[Records from a collection]
begin
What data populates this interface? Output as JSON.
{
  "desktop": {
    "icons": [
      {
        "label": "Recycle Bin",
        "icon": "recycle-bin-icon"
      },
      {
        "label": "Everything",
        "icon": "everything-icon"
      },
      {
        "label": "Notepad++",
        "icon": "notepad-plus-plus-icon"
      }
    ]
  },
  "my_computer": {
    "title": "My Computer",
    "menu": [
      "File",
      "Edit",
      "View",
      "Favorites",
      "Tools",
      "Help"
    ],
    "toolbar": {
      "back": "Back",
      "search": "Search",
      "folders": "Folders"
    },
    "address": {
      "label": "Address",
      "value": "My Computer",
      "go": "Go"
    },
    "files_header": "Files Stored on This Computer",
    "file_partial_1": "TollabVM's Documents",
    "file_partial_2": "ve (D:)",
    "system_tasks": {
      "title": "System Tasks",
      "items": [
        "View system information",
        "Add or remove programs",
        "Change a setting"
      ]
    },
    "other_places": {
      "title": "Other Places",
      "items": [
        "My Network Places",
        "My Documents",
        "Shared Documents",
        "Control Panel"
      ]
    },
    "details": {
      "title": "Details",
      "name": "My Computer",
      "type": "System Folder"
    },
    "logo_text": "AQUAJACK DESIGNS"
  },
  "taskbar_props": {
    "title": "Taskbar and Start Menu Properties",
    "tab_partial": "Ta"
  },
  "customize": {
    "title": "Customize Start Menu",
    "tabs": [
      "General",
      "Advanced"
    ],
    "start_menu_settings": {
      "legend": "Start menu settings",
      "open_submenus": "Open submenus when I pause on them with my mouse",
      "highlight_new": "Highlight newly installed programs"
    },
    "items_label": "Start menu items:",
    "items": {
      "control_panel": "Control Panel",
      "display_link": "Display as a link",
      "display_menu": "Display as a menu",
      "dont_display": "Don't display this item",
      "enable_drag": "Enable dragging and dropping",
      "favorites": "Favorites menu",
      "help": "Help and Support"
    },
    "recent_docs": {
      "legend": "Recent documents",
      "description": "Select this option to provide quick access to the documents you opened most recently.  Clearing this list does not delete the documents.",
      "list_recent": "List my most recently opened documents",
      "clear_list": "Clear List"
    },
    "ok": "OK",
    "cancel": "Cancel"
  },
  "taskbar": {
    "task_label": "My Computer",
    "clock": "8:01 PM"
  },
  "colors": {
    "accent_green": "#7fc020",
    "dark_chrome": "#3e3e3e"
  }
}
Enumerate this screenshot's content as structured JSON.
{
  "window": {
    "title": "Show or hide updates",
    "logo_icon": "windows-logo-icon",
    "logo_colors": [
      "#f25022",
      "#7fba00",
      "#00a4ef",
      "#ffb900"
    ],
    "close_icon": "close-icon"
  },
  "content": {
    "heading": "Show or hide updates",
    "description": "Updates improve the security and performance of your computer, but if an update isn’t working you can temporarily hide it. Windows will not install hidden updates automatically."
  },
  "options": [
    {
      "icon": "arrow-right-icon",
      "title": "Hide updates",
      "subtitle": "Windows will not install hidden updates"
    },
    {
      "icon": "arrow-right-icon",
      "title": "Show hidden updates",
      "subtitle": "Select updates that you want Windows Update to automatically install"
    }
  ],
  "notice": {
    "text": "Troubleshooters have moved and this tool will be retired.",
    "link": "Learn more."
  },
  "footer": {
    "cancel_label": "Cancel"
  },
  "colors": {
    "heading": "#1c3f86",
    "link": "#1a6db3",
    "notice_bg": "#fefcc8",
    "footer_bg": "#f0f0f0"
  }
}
end
▶ [What to work on] Identify and list each line with the word "Control".

▶ [Solution to the problem]
        "Control Panel"
      "control_panel": "Control Panel",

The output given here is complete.